• The task
Scan the material below for lines with the word "categories" and report how many there are, with nothing added.

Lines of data
__________________________________________________

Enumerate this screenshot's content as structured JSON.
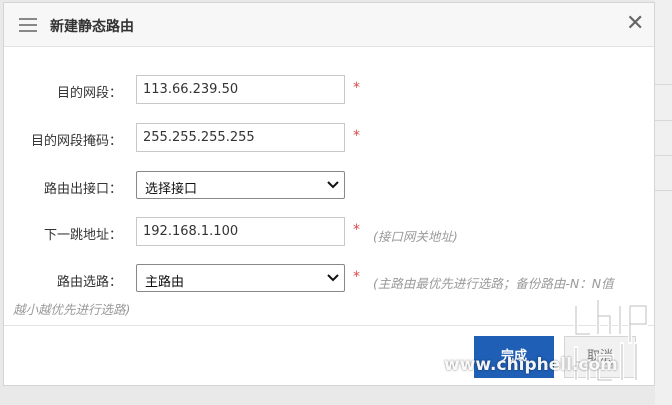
{
  "dialog": {
    "title": "新建静态路由",
    "close_glyph": "✕"
  },
  "form": {
    "dest_network": {
      "label": "目的网段：",
      "value": "113.66.239.50"
    },
    "dest_mask": {
      "label": "目的网段掩码：",
      "value": "255.255.255.255"
    },
    "out_interface": {
      "label": "路由出接口：",
      "selected": "选择接口"
    },
    "next_hop": {
      "label": "下一跳地址：",
      "value": "192.168.1.100",
      "hint": "(接口网关地址)"
    },
    "route_type": {
      "label": "路由选路：",
      "selected": "主路由",
      "hint_line1": "(主路由最优先进行选路；备份路由-N：N值",
      "hint_line2": "越小越优先进行选路)"
    },
    "required_mark": "*"
  },
  "footer": {
    "done_label": "完成",
    "cancel_label": "取消"
  },
  "watermark": {
    "text": "www.chiphell.com",
    "logo_text": "chip hell"
  },
  "colors": {
    "primary_button": "#1f5fb5",
    "required": "#e04848",
    "hint": "#9a9a9a"
  },
  "icons": {
    "menu": "menu-icon",
    "close": "close-icon",
    "dropdown": "chevron-down-icon"
  }
}
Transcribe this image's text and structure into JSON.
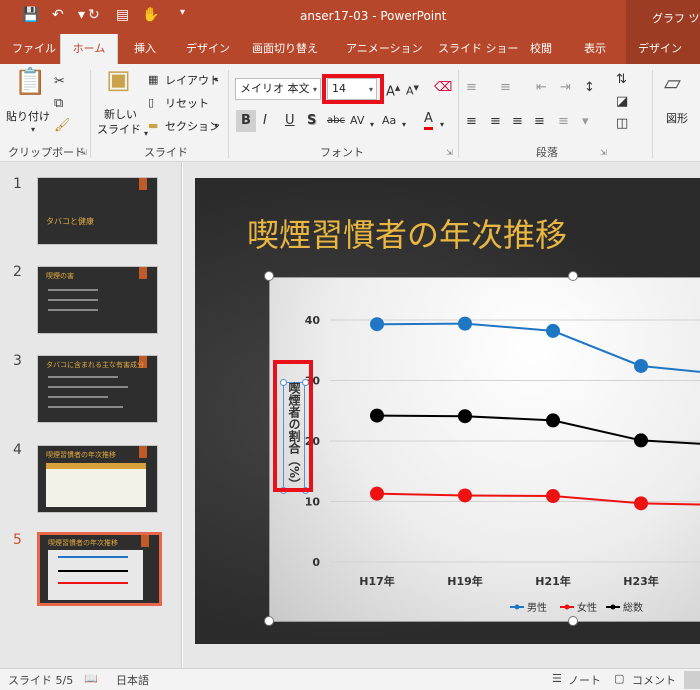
{
  "titlebar": {
    "doc_title": "anser17-03  -  PowerPoint",
    "context_tab": "グラフ ツー",
    "save_icon": "save-icon",
    "undo_icon": "undo-icon",
    "redo_icon": "redo-icon"
  },
  "tabs": {
    "file": "ファイル",
    "home": "ホーム",
    "insert": "挿入",
    "design": "デザイン",
    "transitions": "画面切り替え",
    "animations": "アニメーション",
    "slideshow": "スライド ショー",
    "review": "校閲",
    "view": "表示",
    "chart_design": "デザイン"
  },
  "ribbon": {
    "paste": "貼り付け",
    "clipboard": "クリップボード",
    "new_slide_1": "新しい",
    "new_slide_2": "スライド",
    "layout": "レイアウト",
    "reset": "リセット",
    "section": "セクション",
    "slides": "スライド",
    "font_name": "メイリオ 本文",
    "font_size": "14",
    "font_group": "フォント",
    "paragraph": "段落",
    "shapes": "図形",
    "bold": "B",
    "italic": "I",
    "underline": "U",
    "shadow": "S",
    "strike": "abc",
    "spacing": "AV",
    "case": "Aa",
    "font_color": "A"
  },
  "thumbnails": [
    {
      "num": "1",
      "title": "タバコと健康"
    },
    {
      "num": "2",
      "title": "喫煙の害"
    },
    {
      "num": "3",
      "title": "タバコに含まれる主な有害成分"
    },
    {
      "num": "4",
      "title": "喫煙習慣者の年次推移"
    },
    {
      "num": "5",
      "title": "喫煙習慣者の年次推移"
    }
  ],
  "slide": {
    "title": "喫煙習慣者の年次推移"
  },
  "chart_data": {
    "type": "line",
    "categories": [
      "H17年",
      "H19年",
      "H21年",
      "H23年"
    ],
    "series": [
      {
        "name": "男性",
        "values": [
          39.3,
          39.4,
          38.2,
          32.4
        ],
        "color": "#1f77c4"
      },
      {
        "name": "女性",
        "values": [
          11.3,
          11.0,
          10.9,
          9.7
        ],
        "color": "#ee1111"
      },
      {
        "name": "総数",
        "values": [
          24.2,
          24.1,
          23.4,
          20.1
        ],
        "color": "#000000"
      }
    ],
    "ylabel": "喫煙者の割合（%）",
    "yticks": [
      "0",
      "10",
      "20",
      "30",
      "40"
    ],
    "ylim": [
      0,
      40
    ],
    "legend_position": "bottom"
  },
  "status": {
    "slide_count": "スライド 5/5",
    "language": "日本語",
    "notes": "ノート",
    "comments": "コメント"
  }
}
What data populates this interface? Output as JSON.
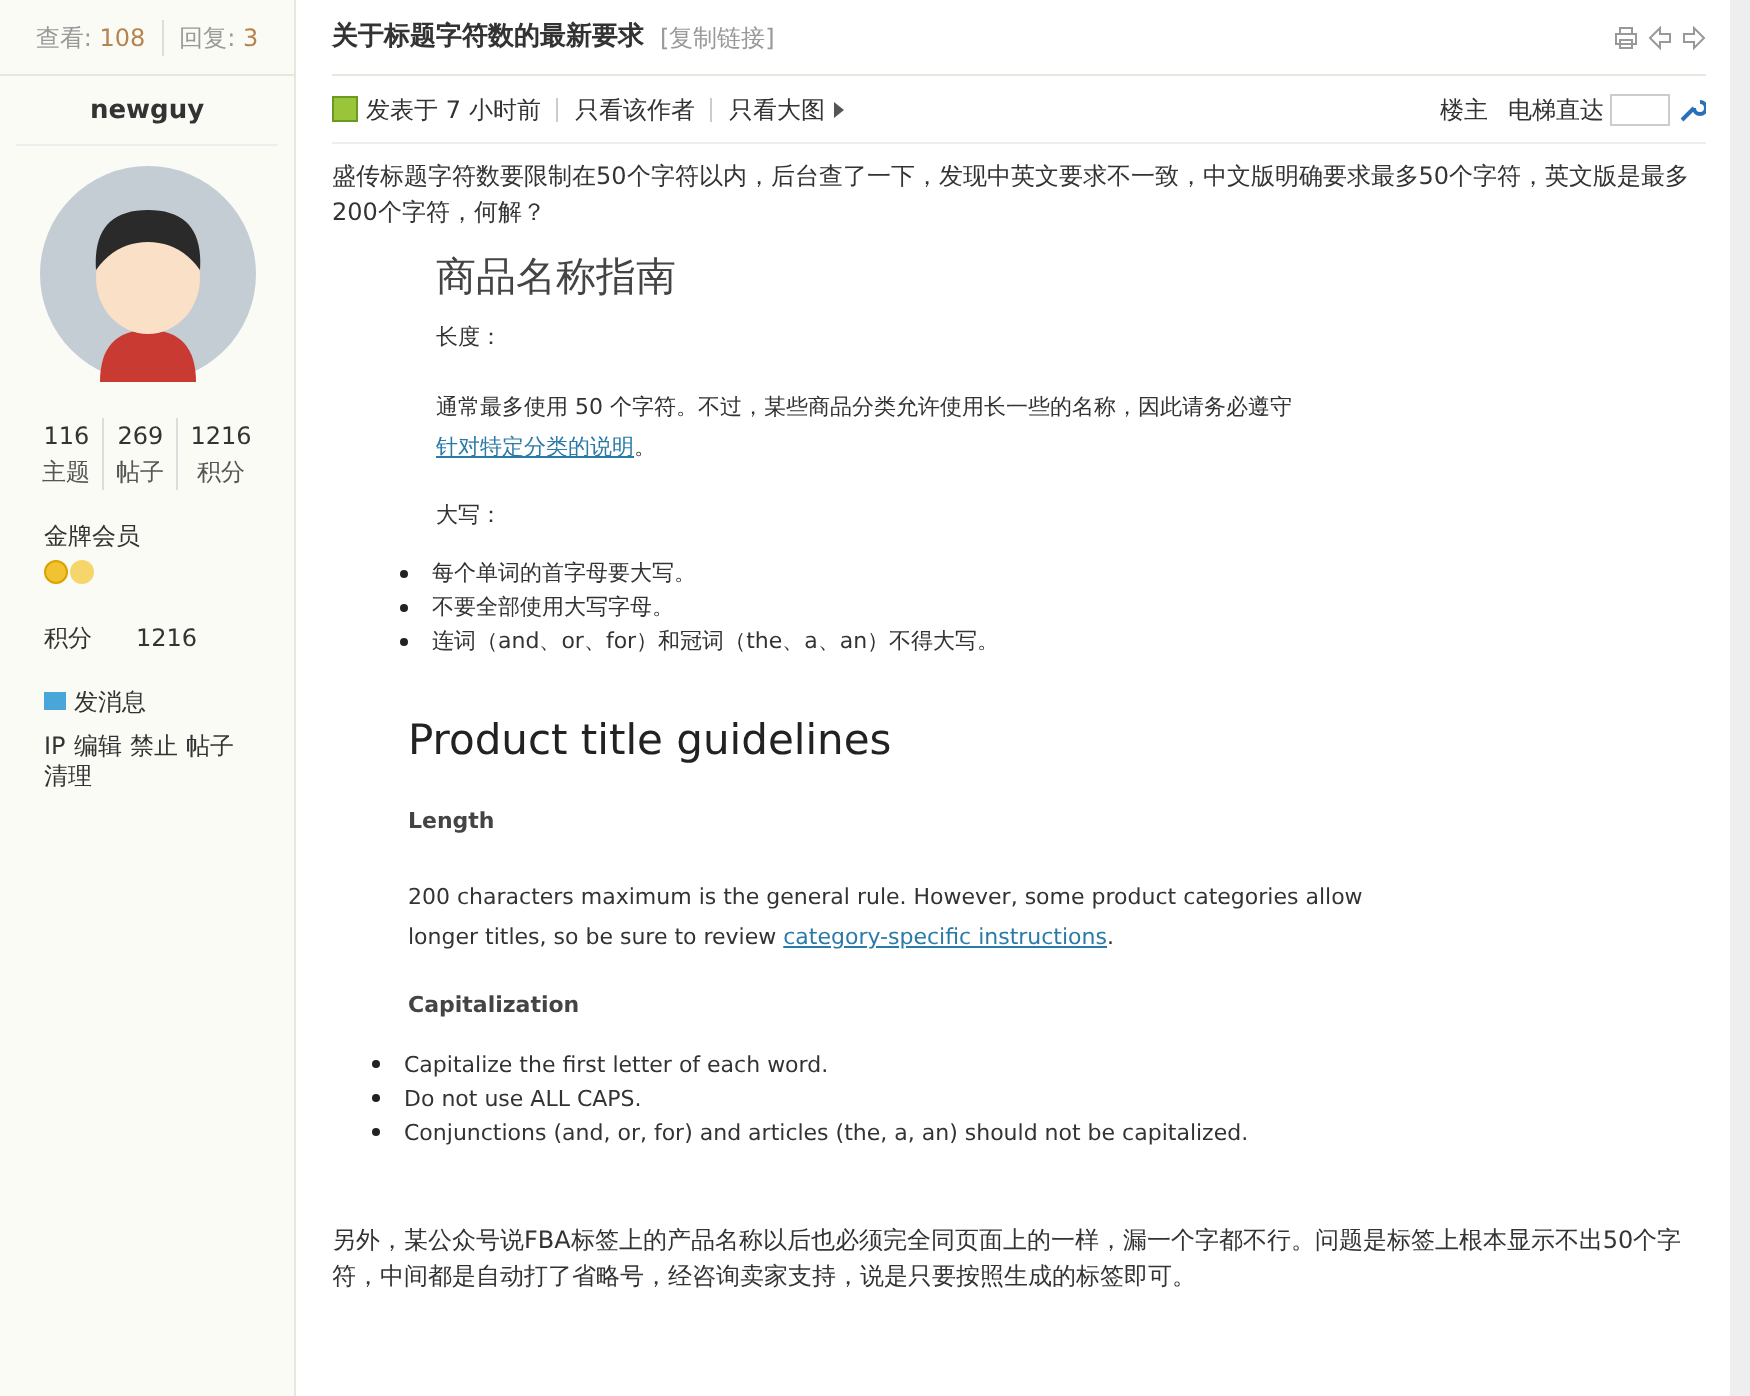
{
  "thread_stats": [
    {
      "label": "查看:",
      "value": "108"
    },
    {
      "label": "回复:",
      "value": "3"
    }
  ],
  "user": {
    "name": "newguy",
    "stats": [
      {
        "value": "116",
        "label": "主题"
      },
      {
        "value": "269",
        "label": "帖子"
      },
      {
        "value": "1216",
        "label": "积分"
      }
    ],
    "rank": "金牌会员",
    "points_label": "积分",
    "points": "1216",
    "message": "发消息",
    "admin_links": [
      "IP",
      "编辑",
      "禁止",
      "帖子",
      "清理"
    ]
  },
  "post": {
    "title": "关于标题字符数的最新要求",
    "copy_link": "[复制链接]",
    "posted": "发表于 7 小时前",
    "author_only": "只看该作者",
    "big_images": "只看大图",
    "floor": "楼主",
    "jump": "电梯直达",
    "intro": "盛传标题字符数要限制在50个字符以内，后台查了一下，发现中英文要求不一致，中文版明确要求最多50个字符，英文版是最多200个字符，何解？",
    "doc_zh": {
      "heading": "商品名称指南",
      "length_title": "长度：",
      "length_text": "通常最多使用  50  个字符。不过，某些商品分类允许使用长一些的名称，因此请务必遵守",
      "length_link": "针对特定分类的说明",
      "length_end": "。",
      "caps_title": "大写：",
      "bullets": [
        "每个单词的首字母要大写。",
        "不要全部使用大写字母。",
        "连词（and、or、for）和冠词（the、a、an）不得大写。"
      ]
    },
    "doc_en": {
      "heading": "Product title guidelines",
      "length_title": "Length",
      "length_text": "200 characters maximum is the general rule. However, some product categories allow longer titles, so be sure to review ",
      "length_link": "category-specific instructions",
      "length_end": ".",
      "caps_title": "Capitalization",
      "bullets": [
        "Capitalize the first letter of each word.",
        "Do not use ALL CAPS.",
        "Conjunctions (and, or, for) and articles (the, a, an) should not be capitalized."
      ]
    },
    "outro": "另外，某公众号说FBA标签上的产品名称以后也必须完全同页面上的一样，漏一个字都不行。问题是标签上根本显示不出50个字符，中间都是自动打了省略号，经咨询卖家支持，说是只要按照生成的标签即可。"
  }
}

__________________________________________________

• Result for this exercise
2